● **Problem description**:
Filter these entries, keeping only lines that hold the word "display".

[Given data start]

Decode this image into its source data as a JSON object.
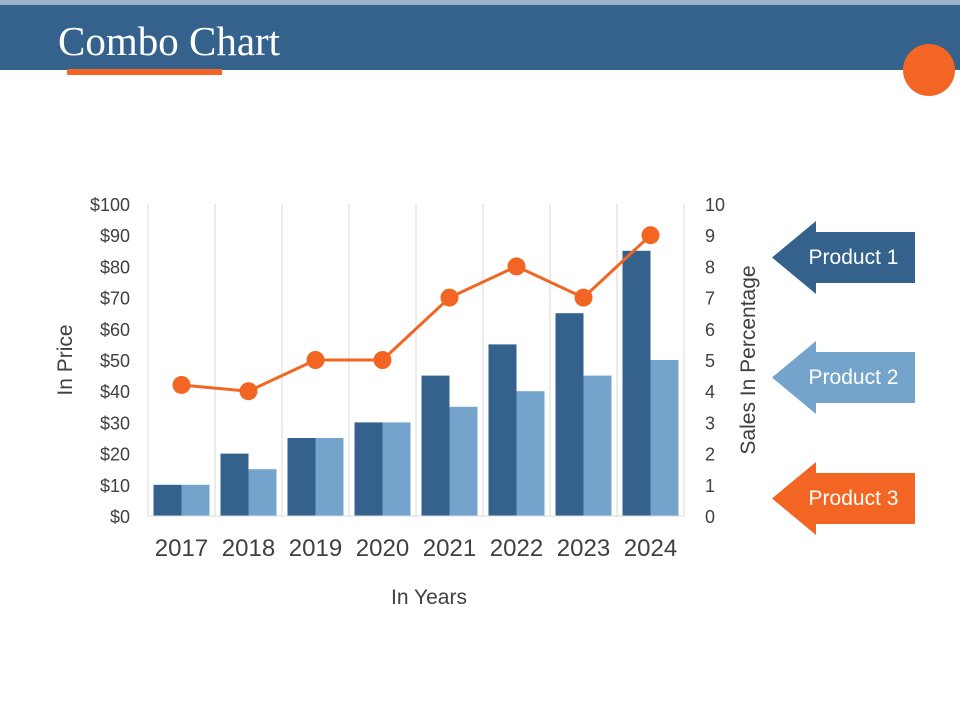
{
  "slide": {
    "title": "Combo Chart"
  },
  "colors": {
    "header": "#34628c",
    "accent": "#f26522",
    "series1": "#34628c",
    "series2": "#74a3cc",
    "series3": "#f26522",
    "grid": "#d9d9d9",
    "text": "#404040"
  },
  "legend": [
    {
      "label": "Product 1",
      "color": "#34628c"
    },
    {
      "label": "Product 2",
      "color": "#74a3cc"
    },
    {
      "label": "Product 3",
      "color": "#f26522"
    }
  ],
  "chart_data": {
    "type": "bar",
    "title": "",
    "xlabel": "In Years",
    "ylabel": "In Price",
    "y2label": "Sales In Percentage",
    "categories": [
      "2017",
      "2018",
      "2019",
      "2020",
      "2021",
      "2022",
      "2023",
      "2024"
    ],
    "ylim": [
      0,
      100
    ],
    "y_ticks": [
      "$0",
      "$10",
      "$20",
      "$30",
      "$40",
      "$50",
      "$60",
      "$70",
      "$80",
      "$90",
      "$100"
    ],
    "y2lim": [
      0,
      10
    ],
    "y2_ticks": [
      "0",
      "1",
      "2",
      "3",
      "4",
      "5",
      "6",
      "7",
      "8",
      "9",
      "10"
    ],
    "grid": "vertical",
    "legend_position": "right",
    "series": [
      {
        "name": "Product 1",
        "type": "bar",
        "axis": "left",
        "values": [
          10,
          20,
          25,
          30,
          45,
          55,
          65,
          85
        ]
      },
      {
        "name": "Product 2",
        "type": "bar",
        "axis": "left",
        "values": [
          10,
          15,
          25,
          30,
          35,
          40,
          45,
          50
        ]
      },
      {
        "name": "Product 3",
        "type": "line",
        "axis": "right",
        "values": [
          4.2,
          4,
          5,
          5,
          7,
          8,
          7,
          9
        ]
      }
    ]
  }
}
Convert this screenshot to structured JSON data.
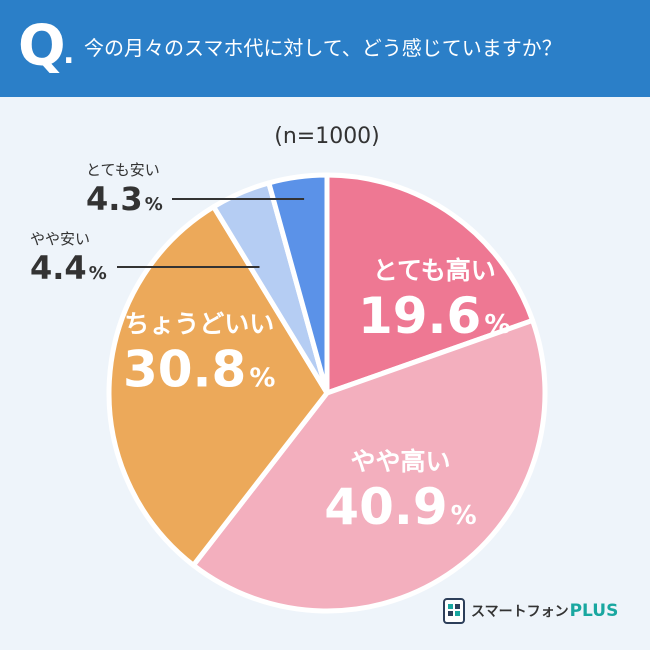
{
  "header": {
    "q_mark": "Q",
    "q_dot": ".",
    "question": "今の月々のスマホ代に対して、どう感じていますか？",
    "background": "#2b7fc8"
  },
  "chart_data": {
    "type": "pie",
    "subtitle": "(n=1000)",
    "slices": [
      {
        "label": "とても高い",
        "value": 19.6,
        "display": "19.6",
        "unit": "%",
        "color": "#ee7893"
      },
      {
        "label": "やや高い",
        "value": 40.9,
        "display": "40.9",
        "unit": "%",
        "color": "#f3afbe"
      },
      {
        "label": "ちょうどいい",
        "value": 30.8,
        "display": "30.8",
        "unit": "%",
        "color": "#eca95a"
      },
      {
        "label": "やや安い",
        "value": 4.4,
        "display": "4.4",
        "unit": "%",
        "color": "#b5cdf3"
      },
      {
        "label": "とても安い",
        "value": 4.3,
        "display": "4.3",
        "unit": "%",
        "color": "#5b92e8"
      }
    ],
    "start_angle": "12 o'clock",
    "direction": "clockwise"
  },
  "logo": {
    "text": "スマートフォン",
    "plus": "PLUS"
  }
}
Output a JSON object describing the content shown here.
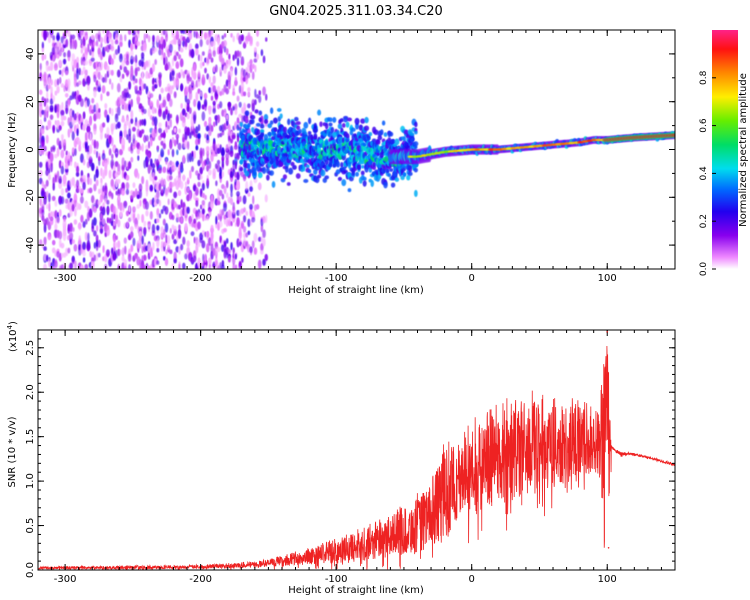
{
  "title": "GN04.2025.311.03.34.C20",
  "colors": {
    "snr_line": "#ee2222",
    "colorbar": [
      "#ff2288",
      "#ff1111",
      "#ff8800",
      "#ffee00",
      "#66ee00",
      "#00dd66",
      "#00ddee",
      "#0066ff",
      "#2200ee",
      "#8800ee",
      "#ffffff"
    ]
  },
  "chart_data": [
    {
      "type": "heatmap",
      "name": "spectrogram",
      "xlabel": "Height of straight line (km)",
      "ylabel": "Frequency (Hz)",
      "xlim": [
        -320,
        150
      ],
      "ylim": [
        -50,
        50
      ],
      "xticks": [
        -300,
        -200,
        -100,
        0,
        100
      ],
      "xtick_labels": [
        "-300",
        "-200",
        "-100",
        "0",
        "100"
      ],
      "yticks": [
        -40,
        -20,
        0,
        20,
        40
      ],
      "ytick_labels": [
        "-40",
        "-20",
        "0",
        "20",
        "40"
      ],
      "colorbar": {
        "label": "Normalized spectral amplitude",
        "range": [
          0,
          1
        ],
        "ticks": [
          0.0,
          0.2,
          0.4,
          0.6,
          0.8
        ],
        "tick_labels": [
          "0.0",
          "0.2",
          "0.4",
          "0.6",
          "0.8"
        ]
      },
      "ridge": {
        "description": "dominant frequency trace",
        "x": [
          -160,
          -140,
          -120,
          -100,
          -80,
          -60,
          -40,
          -20,
          0,
          20,
          40,
          60,
          80,
          90,
          100,
          120,
          150
        ],
        "freq": [
          1,
          1,
          0,
          0,
          -2,
          -3,
          -3,
          -1,
          0,
          0,
          1,
          2,
          3,
          4,
          4,
          5,
          6
        ]
      },
      "noise_region": {
        "x": [
          -320,
          -160
        ],
        "freq": [
          -50,
          50
        ]
      }
    },
    {
      "type": "line",
      "name": "snr",
      "xlabel": "Height of straight line (km)",
      "ylabel": "SNR (10 * v/v)",
      "multiplier_label": "(x10",
      "multiplier_exp": "4",
      "xlim": [
        -320,
        150
      ],
      "ylim": [
        0,
        2.7
      ],
      "xticks": [
        -300,
        -200,
        -100,
        0,
        100
      ],
      "xtick_labels": [
        "-300",
        "-200",
        "-100",
        "0",
        "100"
      ],
      "yticks": [
        0.0,
        0.5,
        1.0,
        1.5,
        2.0,
        2.5
      ],
      "ytick_labels": [
        "0.0",
        "0.5",
        "1.0",
        "1.5",
        "2.0",
        "2.5"
      ],
      "envelope": {
        "x": [
          -320,
          -250,
          -200,
          -160,
          -140,
          -120,
          -100,
          -80,
          -60,
          -40,
          -30,
          -20,
          -10,
          0,
          20,
          40,
          60,
          80,
          90,
          95,
          100,
          103,
          110,
          120,
          130,
          140,
          150
        ],
        "mean": [
          0.02,
          0.02,
          0.03,
          0.05,
          0.08,
          0.12,
          0.17,
          0.22,
          0.3,
          0.4,
          0.5,
          0.68,
          0.85,
          0.95,
          1.1,
          1.2,
          1.25,
          1.3,
          1.28,
          1.2,
          0.9,
          1.38,
          1.3,
          1.3,
          1.26,
          1.22,
          1.18
        ],
        "max": [
          0.04,
          0.05,
          0.06,
          0.1,
          0.16,
          0.26,
          0.38,
          0.48,
          0.65,
          0.88,
          1.0,
          1.52,
          1.45,
          1.7,
          1.9,
          2.05,
          1.95,
          1.95,
          1.85,
          2.0,
          2.68,
          1.4,
          1.33,
          1.32,
          1.28,
          1.24,
          1.2
        ]
      },
      "notable_points": [
        {
          "x": 100,
          "y": 2.68,
          "note": "peak"
        },
        {
          "x": 101,
          "y": 0.25,
          "note": "dip"
        }
      ]
    }
  ]
}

[Given data end]

● **Worked solution**:
        "display": "19.6",
        "display": "40.9",
        "display": "30.8",
        "display": "4.4",
        "display": "4.3",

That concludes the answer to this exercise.